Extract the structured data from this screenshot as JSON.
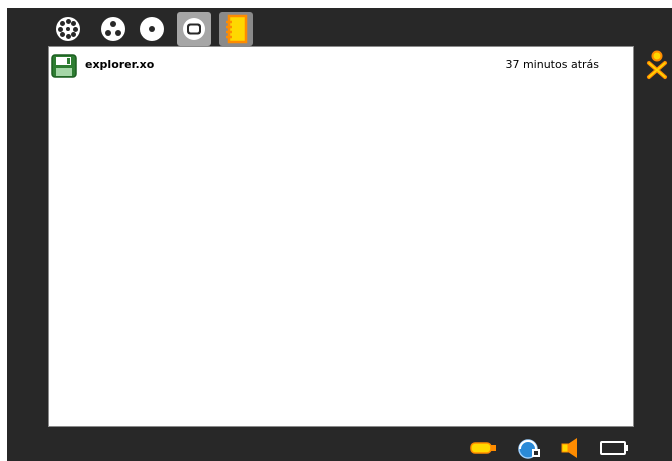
{
  "toolbar": {
    "buttons": [
      {
        "name": "neighborhood-zoom",
        "icon": "neighborhood-icon"
      },
      {
        "name": "group-zoom",
        "icon": "group-icon"
      },
      {
        "name": "home-zoom",
        "icon": "home-icon"
      },
      {
        "name": "activity-zoom",
        "icon": "activity-icon"
      },
      {
        "name": "journal",
        "icon": "journal-icon",
        "active": true
      }
    ]
  },
  "journal": {
    "entries": [
      {
        "title": "explorer.xo",
        "time": "37 minutos atrás",
        "icon": "floppy-disk-icon"
      }
    ]
  },
  "tray": {
    "items": [
      "usb-drive-icon",
      "network-icon",
      "speaker-icon",
      "battery-icon"
    ]
  },
  "colors": {
    "frame": "#282828",
    "panel": "#ffffff",
    "xo_stroke": "#ff8c00",
    "xo_fill": "#ffd800",
    "journal_icon_stroke": "#ff8c00",
    "journal_icon_fill": "#ffd800",
    "network_blue": "#2a8ad8"
  }
}
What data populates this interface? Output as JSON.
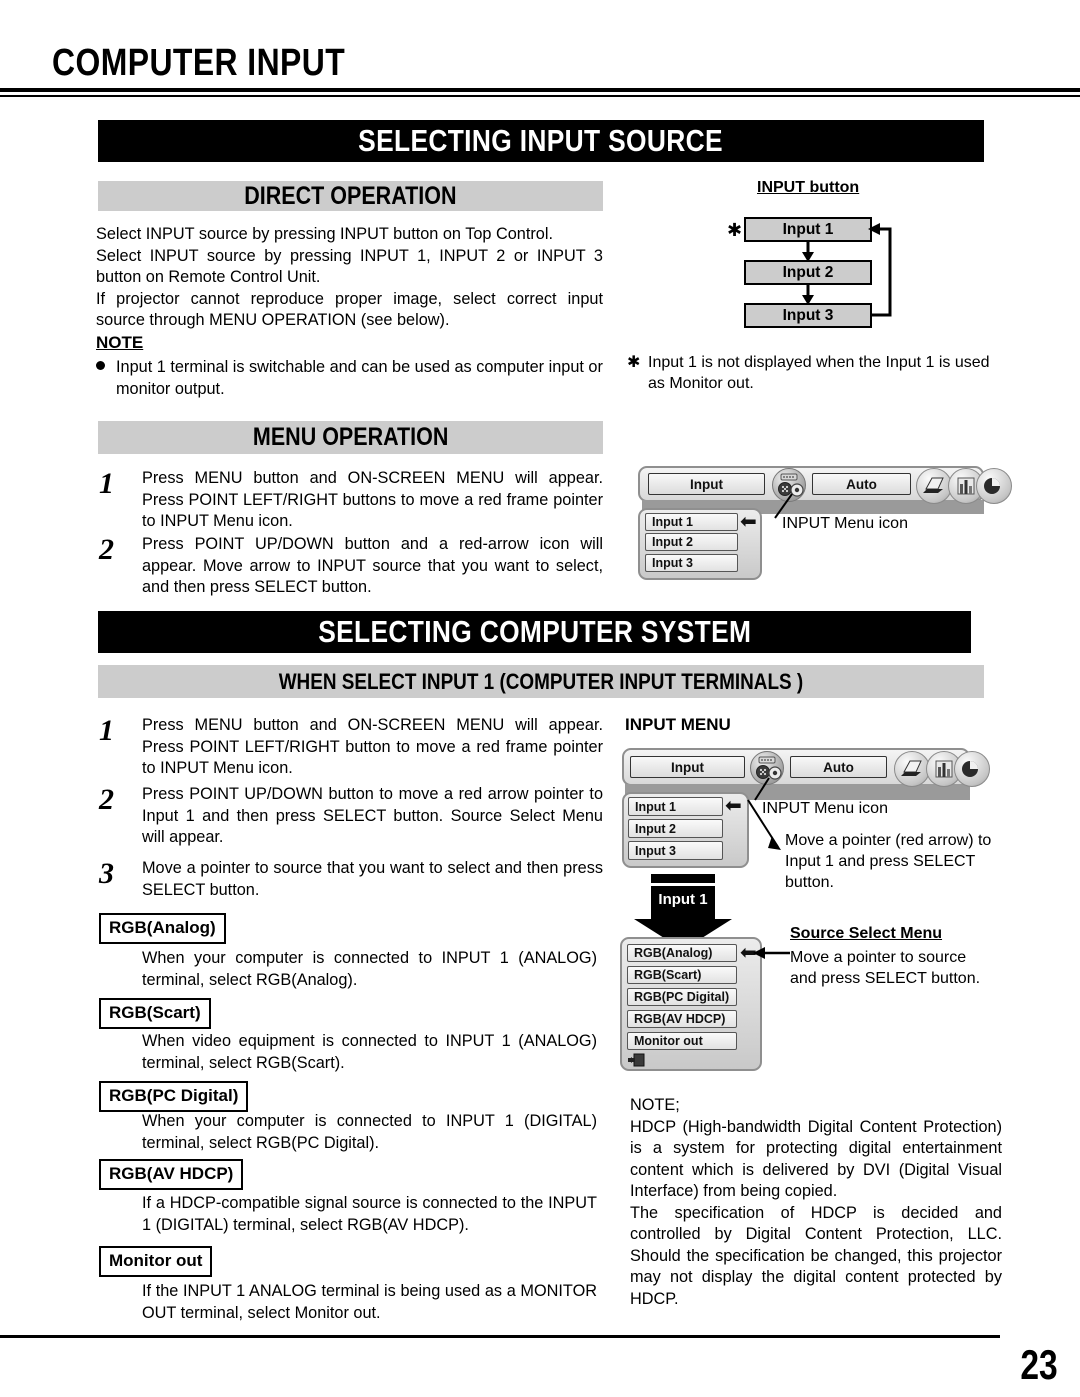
{
  "page": {
    "title": "COMPUTER INPUT",
    "number": "23"
  },
  "section_input_source": {
    "banner": "SELECTING INPUT SOURCE",
    "direct_operation": {
      "heading": "DIRECT OPERATION",
      "paragraph1": "Select INPUT source by pressing INPUT button on Top Control.",
      "paragraph2": "Select INPUT source by pressing INPUT 1, INPUT 2 or INPUT 3 button on Remote Control Unit.",
      "paragraph3": "If projector cannot reproduce proper image, select correct input source through MENU OPERATION (see below).",
      "note_heading": "NOTE",
      "note_text": "Input 1 terminal is switchable and can be used as computer input or monitor output."
    },
    "input_button_diagram": {
      "label": "INPUT button",
      "asterisk": "✱",
      "boxes": [
        "Input 1",
        "Input 2",
        "Input 3"
      ],
      "footnote_marker": "✱",
      "footnote": "Input 1 is not displayed when the Input 1 is used as Monitor out."
    },
    "menu_operation": {
      "heading": "MENU OPERATION",
      "steps": [
        {
          "number": "1",
          "text": "Press MENU button and ON-SCREEN MENU will appear.  Press POINT LEFT/RIGHT buttons to move a red frame pointer to INPUT Menu icon."
        },
        {
          "number": "2",
          "text": "Press POINT UP/DOWN button and a red-arrow icon will appear.  Move arrow to INPUT source that you want to select, and then press SELECT button."
        }
      ]
    },
    "osd_menu_1": {
      "input_button": "Input",
      "auto_button": "Auto",
      "items": [
        "Input 1",
        "Input 2",
        "Input 3"
      ],
      "icon_caption": "INPUT Menu icon",
      "icons": [
        "computer-icon",
        "bar-icon",
        "pie-icon"
      ]
    }
  },
  "section_computer_system": {
    "banner": "SELECTING COMPUTER SYSTEM",
    "subheading": "WHEN SELECT  INPUT 1 (COMPUTER INPUT TERMINALS )",
    "steps": [
      {
        "number": "1",
        "text": "Press MENU button and ON-SCREEN MENU will appear.  Press POINT LEFT/RIGHT button to move a red frame pointer to INPUT Menu icon."
      },
      {
        "number": "2",
        "text": "Press POINT UP/DOWN button to move a red arrow pointer to Input 1 and then press SELECT button.  Source Select Menu will appear."
      },
      {
        "number": "3",
        "text": "Move a pointer to source that you want to select and then press SELECT button."
      }
    ],
    "options": [
      {
        "label": "RGB(Analog)",
        "description": "When your computer is connected to INPUT 1 (ANALOG) terminal, select RGB(Analog)."
      },
      {
        "label": "RGB(Scart)",
        "description": "When video equipment is connected to INPUT 1 (ANALOG) terminal, select RGB(Scart)."
      },
      {
        "label": "RGB(PC Digital)",
        "description": "When your computer is connected to INPUT 1 (DIGITAL) terminal, select RGB(PC Digital)."
      },
      {
        "label": "RGB(AV HDCP)",
        "description": "If a HDCP-compatible signal source is connected to the INPUT 1 (DIGITAL) terminal, select RGB(AV HDCP)."
      },
      {
        "label": "Monitor out",
        "description": "If the INPUT 1 ANALOG terminal is being used as a MONITOR OUT terminal, select Monitor out."
      }
    ],
    "input_menu_graphic": {
      "title": "INPUT MENU",
      "input_button": "Input",
      "auto_button": "Auto",
      "items": [
        "Input 1",
        "Input 2",
        "Input 3"
      ],
      "icon_caption": "INPUT Menu icon",
      "pointer_caption": "Move a pointer (red arrow) to Input 1 and press SELECT button.",
      "arrow_label": "Input 1"
    },
    "source_select_menu": {
      "title": "Source Select Menu",
      "items": [
        "RGB(Analog)",
        "RGB(Scart)",
        "RGB(PC Digital)",
        "RGB(AV HDCP)",
        "Monitor out"
      ],
      "caption": "Move a pointer to source and press SELECT button."
    },
    "hdcp_note": {
      "heading": "NOTE;",
      "paragraph1": "HDCP (High-bandwidth Digital Content Protection) is a system for protecting digital entertainment content which is delivered by DVI (Digital Visual Interface) from being copied.",
      "paragraph2": "The specification of HDCP is decided and controlled by Digital Content Protection, LLC. Should the specification be changed, this projector may not display the digital content protected by HDCP."
    }
  },
  "colors": {
    "banner_black": "#000000",
    "banner_gray": "#cccccc",
    "flow_box_gray": "#cccccc",
    "text": "#000000"
  }
}
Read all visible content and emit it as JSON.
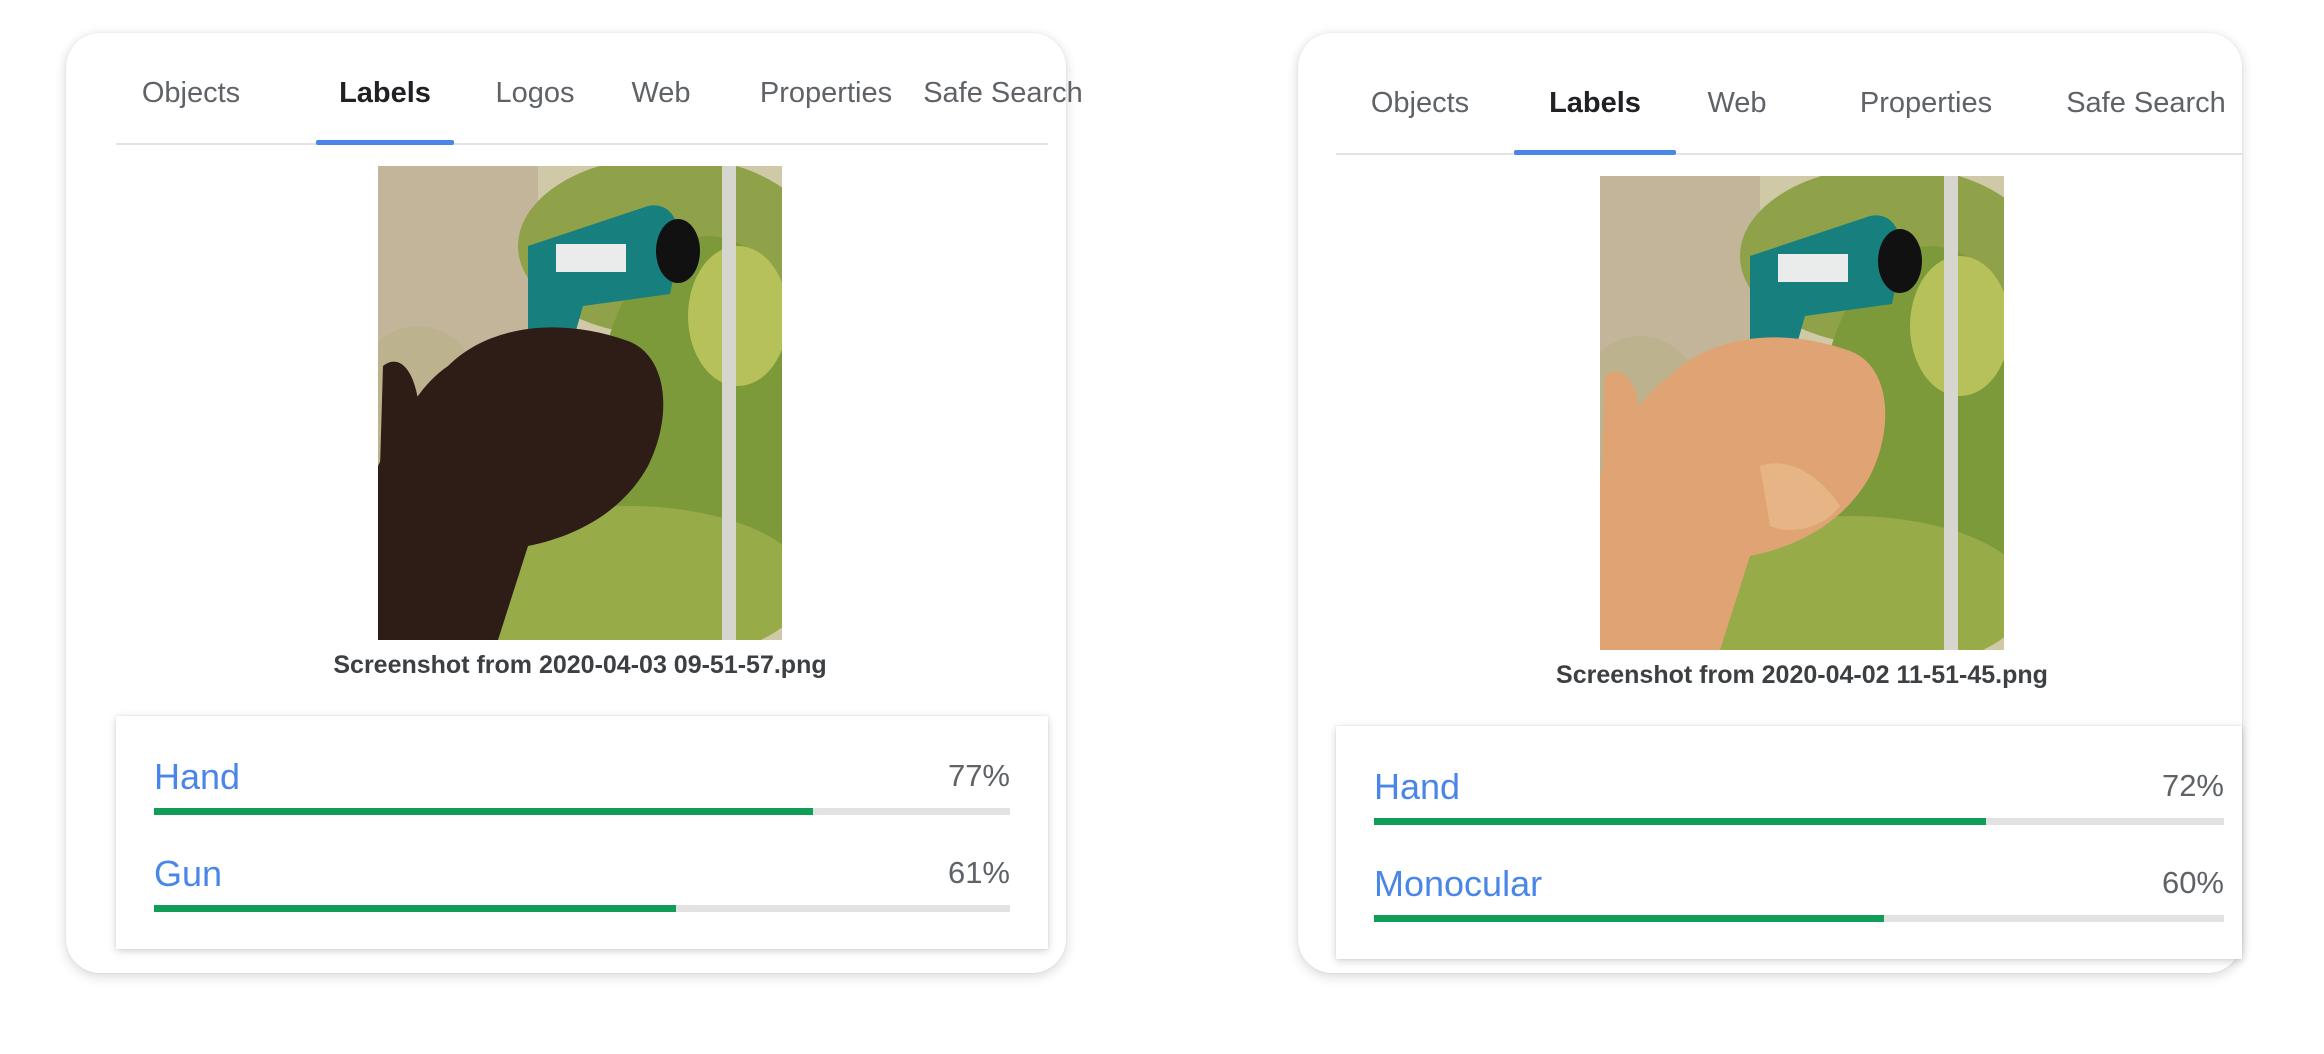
{
  "panels": [
    {
      "tabs": [
        "Objects",
        "Labels",
        "Logos",
        "Web",
        "Properties",
        "Safe Search"
      ],
      "active_tab": "Labels",
      "filename": "Screenshot from 2020-04-03 09-51-57.png",
      "labels": [
        {
          "name": "Hand",
          "score_text": "77%",
          "score": 0.77
        },
        {
          "name": "Gun",
          "score_text": "61%",
          "score": 0.61
        }
      ],
      "photo": {
        "skin_tone": "dark",
        "skin_color": "#2e1d17"
      }
    },
    {
      "tabs": [
        "Objects",
        "Labels",
        "Web",
        "Properties",
        "Safe Search"
      ],
      "active_tab": "Labels",
      "filename": "Screenshot from 2020-04-02 11-51-45.png",
      "labels": [
        {
          "name": "Hand",
          "score_text": "72%",
          "score": 0.72
        },
        {
          "name": "Monocular",
          "score_text": "60%",
          "score": 0.6
        }
      ],
      "photo": {
        "skin_tone": "light",
        "skin_color": "#e0a474"
      }
    }
  ],
  "colors": {
    "accent": "#4a86e8",
    "bar_fill": "#0f9d58",
    "bar_track": "#e2e2e2",
    "device": "#17807f"
  }
}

==================================================

> [Problem requirements]
Search the lines for the string "Scart" and copy every line that has it.

> [Written response]
        "label": "RGB(Scart)",
        "description": "When video equipment is connected to INPUT 1 (ANALOG) terminal, select RGB(Scart)."
        "RGB(Scart)",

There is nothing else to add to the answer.